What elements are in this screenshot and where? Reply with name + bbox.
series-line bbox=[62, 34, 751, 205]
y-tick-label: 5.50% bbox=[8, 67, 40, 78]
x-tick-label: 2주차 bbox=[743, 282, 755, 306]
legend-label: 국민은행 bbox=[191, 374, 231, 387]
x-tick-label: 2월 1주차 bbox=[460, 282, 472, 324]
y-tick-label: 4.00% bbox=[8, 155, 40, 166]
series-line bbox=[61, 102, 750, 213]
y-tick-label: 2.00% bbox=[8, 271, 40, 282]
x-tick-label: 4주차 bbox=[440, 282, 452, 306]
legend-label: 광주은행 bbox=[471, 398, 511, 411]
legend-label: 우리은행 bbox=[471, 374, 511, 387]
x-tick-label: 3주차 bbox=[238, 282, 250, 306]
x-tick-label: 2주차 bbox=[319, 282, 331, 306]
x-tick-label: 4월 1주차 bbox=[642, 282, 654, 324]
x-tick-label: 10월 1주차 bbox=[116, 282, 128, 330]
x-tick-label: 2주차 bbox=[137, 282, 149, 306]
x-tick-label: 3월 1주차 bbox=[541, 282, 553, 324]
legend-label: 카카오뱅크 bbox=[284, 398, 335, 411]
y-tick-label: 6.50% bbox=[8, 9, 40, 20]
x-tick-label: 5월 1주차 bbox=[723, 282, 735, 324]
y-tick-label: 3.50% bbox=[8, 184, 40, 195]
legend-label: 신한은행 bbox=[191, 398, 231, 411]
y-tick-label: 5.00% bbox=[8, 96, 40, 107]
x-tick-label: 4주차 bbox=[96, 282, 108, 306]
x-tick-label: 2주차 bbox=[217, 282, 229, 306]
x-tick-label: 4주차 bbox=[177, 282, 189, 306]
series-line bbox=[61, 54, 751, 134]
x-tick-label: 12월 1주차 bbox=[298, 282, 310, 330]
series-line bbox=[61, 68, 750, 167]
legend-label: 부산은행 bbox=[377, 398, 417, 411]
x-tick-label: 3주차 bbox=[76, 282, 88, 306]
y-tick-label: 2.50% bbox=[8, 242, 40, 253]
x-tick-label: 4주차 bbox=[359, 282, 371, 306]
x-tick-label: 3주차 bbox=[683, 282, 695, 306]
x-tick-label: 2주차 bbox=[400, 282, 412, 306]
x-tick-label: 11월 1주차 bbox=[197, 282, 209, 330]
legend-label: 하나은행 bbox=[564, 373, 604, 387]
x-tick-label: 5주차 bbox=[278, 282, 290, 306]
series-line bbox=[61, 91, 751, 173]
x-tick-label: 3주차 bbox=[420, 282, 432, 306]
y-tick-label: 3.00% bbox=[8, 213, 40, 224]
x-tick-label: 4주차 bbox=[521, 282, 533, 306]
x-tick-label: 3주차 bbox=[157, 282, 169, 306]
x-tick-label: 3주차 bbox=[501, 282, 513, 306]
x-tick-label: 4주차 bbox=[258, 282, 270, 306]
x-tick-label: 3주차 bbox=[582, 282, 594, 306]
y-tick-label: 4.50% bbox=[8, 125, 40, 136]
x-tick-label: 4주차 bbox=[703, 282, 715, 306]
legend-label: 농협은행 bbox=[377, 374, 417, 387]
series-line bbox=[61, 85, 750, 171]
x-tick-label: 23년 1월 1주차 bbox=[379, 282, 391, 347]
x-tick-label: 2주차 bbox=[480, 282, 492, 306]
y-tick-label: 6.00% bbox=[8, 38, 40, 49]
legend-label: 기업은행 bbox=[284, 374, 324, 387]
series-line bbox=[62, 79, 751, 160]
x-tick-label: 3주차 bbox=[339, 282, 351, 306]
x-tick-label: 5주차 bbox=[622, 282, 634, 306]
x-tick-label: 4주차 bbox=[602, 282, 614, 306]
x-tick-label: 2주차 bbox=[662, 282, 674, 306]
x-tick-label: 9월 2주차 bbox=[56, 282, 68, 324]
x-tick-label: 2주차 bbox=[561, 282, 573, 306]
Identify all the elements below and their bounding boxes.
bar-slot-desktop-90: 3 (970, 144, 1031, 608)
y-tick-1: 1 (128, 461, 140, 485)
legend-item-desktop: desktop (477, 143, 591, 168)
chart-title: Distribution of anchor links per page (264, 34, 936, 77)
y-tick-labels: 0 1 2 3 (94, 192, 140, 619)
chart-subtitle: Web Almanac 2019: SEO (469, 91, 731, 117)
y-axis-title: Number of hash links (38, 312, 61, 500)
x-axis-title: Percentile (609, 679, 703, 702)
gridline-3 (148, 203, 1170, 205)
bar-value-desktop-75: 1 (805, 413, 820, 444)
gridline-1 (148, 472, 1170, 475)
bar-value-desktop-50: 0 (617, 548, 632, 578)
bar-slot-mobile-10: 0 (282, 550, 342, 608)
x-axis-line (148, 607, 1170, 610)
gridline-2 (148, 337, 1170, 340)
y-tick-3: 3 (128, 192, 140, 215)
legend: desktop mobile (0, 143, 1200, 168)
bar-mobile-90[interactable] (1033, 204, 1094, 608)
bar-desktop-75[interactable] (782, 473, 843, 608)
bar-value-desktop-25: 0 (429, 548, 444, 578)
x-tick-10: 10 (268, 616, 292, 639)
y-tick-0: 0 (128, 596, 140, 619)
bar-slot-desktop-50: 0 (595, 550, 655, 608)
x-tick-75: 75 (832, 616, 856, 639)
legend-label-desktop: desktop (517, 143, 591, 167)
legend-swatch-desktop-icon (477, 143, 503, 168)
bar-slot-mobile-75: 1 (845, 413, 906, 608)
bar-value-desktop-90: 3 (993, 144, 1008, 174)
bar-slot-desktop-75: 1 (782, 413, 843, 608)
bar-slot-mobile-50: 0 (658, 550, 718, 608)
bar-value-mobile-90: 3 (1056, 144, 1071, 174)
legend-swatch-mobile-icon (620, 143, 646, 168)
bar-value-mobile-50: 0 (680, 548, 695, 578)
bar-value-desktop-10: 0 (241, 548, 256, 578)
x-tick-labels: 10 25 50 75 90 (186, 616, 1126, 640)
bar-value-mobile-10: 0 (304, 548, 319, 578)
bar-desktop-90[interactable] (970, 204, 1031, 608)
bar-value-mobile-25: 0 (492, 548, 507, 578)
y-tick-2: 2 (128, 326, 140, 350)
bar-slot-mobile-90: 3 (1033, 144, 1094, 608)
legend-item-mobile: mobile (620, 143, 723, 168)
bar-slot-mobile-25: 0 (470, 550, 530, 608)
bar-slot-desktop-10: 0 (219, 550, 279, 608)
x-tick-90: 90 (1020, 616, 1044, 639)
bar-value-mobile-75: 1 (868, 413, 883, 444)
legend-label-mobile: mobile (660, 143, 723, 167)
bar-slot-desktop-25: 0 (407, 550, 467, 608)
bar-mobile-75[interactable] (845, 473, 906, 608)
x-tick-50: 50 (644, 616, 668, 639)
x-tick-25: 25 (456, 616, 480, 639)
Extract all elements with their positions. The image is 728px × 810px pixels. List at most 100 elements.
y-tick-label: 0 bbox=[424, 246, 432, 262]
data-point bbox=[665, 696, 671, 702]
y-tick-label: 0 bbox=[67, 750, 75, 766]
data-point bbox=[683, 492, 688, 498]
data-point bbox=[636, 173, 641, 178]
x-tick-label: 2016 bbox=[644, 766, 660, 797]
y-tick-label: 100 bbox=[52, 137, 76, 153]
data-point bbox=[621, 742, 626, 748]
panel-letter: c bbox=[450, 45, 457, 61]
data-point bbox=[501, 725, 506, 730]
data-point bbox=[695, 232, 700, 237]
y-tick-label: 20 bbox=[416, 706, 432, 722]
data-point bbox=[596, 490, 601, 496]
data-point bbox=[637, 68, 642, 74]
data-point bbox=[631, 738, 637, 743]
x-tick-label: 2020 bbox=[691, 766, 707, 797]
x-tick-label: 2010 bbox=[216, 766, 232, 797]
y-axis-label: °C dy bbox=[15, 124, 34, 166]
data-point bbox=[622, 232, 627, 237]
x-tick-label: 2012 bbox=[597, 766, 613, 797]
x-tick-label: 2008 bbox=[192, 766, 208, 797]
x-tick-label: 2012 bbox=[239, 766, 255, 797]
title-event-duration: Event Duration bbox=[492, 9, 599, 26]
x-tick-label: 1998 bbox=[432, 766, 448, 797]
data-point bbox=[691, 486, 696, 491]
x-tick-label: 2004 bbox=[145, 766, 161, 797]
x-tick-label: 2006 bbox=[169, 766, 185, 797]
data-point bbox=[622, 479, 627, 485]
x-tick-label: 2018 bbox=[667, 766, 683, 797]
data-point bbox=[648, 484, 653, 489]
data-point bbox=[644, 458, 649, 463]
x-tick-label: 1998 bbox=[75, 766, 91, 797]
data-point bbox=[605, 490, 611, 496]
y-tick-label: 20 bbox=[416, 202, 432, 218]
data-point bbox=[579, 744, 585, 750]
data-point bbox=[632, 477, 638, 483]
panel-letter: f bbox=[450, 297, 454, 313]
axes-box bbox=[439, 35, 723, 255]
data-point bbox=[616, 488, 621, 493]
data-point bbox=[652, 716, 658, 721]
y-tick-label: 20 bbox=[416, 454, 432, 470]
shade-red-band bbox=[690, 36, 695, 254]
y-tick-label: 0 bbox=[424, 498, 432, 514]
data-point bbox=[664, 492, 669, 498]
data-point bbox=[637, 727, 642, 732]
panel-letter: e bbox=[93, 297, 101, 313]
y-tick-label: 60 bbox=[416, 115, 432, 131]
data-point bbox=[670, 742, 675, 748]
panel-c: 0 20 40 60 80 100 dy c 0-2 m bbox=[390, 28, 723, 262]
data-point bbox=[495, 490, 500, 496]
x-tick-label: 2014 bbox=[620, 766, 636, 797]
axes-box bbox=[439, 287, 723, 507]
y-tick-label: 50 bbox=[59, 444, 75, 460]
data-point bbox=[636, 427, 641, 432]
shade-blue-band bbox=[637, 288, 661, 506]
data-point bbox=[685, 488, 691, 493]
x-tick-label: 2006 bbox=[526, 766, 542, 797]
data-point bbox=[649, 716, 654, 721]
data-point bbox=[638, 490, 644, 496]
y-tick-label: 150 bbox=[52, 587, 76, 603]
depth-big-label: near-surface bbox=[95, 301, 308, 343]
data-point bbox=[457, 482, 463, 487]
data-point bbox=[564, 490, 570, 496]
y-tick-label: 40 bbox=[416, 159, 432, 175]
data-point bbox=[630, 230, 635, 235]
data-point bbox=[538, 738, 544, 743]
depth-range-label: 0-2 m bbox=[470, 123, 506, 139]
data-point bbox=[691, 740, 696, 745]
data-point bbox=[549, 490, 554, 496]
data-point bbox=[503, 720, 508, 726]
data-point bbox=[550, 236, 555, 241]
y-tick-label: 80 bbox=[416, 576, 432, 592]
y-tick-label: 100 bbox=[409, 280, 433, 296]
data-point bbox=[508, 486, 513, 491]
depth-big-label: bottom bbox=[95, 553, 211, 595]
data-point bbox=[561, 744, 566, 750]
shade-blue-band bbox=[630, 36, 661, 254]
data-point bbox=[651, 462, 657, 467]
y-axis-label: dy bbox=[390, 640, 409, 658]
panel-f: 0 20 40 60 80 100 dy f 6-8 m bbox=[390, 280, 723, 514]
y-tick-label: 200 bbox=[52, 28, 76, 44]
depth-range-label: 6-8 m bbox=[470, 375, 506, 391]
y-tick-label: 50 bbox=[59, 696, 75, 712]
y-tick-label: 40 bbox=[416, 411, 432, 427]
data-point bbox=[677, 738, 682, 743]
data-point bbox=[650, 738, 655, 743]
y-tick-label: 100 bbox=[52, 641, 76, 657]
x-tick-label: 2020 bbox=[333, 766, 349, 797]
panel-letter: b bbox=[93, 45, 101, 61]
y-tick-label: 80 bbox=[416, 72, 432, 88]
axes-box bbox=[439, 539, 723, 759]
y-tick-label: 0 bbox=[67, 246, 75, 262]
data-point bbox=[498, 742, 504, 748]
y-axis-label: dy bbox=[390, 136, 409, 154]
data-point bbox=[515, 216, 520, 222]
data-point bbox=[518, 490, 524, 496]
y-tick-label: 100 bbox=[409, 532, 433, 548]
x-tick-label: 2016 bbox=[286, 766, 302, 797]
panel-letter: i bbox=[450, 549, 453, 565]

**WHAT IS NEEDED**
Rewrite the material from its first line through the line containing "x-tick-label: 2월 1주차", swapping "legend-label" for "legend-entry" and leaving everything else unchanged.

**ANSWER**
What elements are in this screenshot and where? Reply with name + bbox.
series-line bbox=[62, 34, 751, 205]
y-tick-label: 5.50% bbox=[8, 67, 40, 78]
x-tick-label: 2주차 bbox=[743, 282, 755, 306]
legend-entry: 국민은행 bbox=[191, 374, 231, 387]
x-tick-label: 2월 1주차 bbox=[460, 282, 472, 324]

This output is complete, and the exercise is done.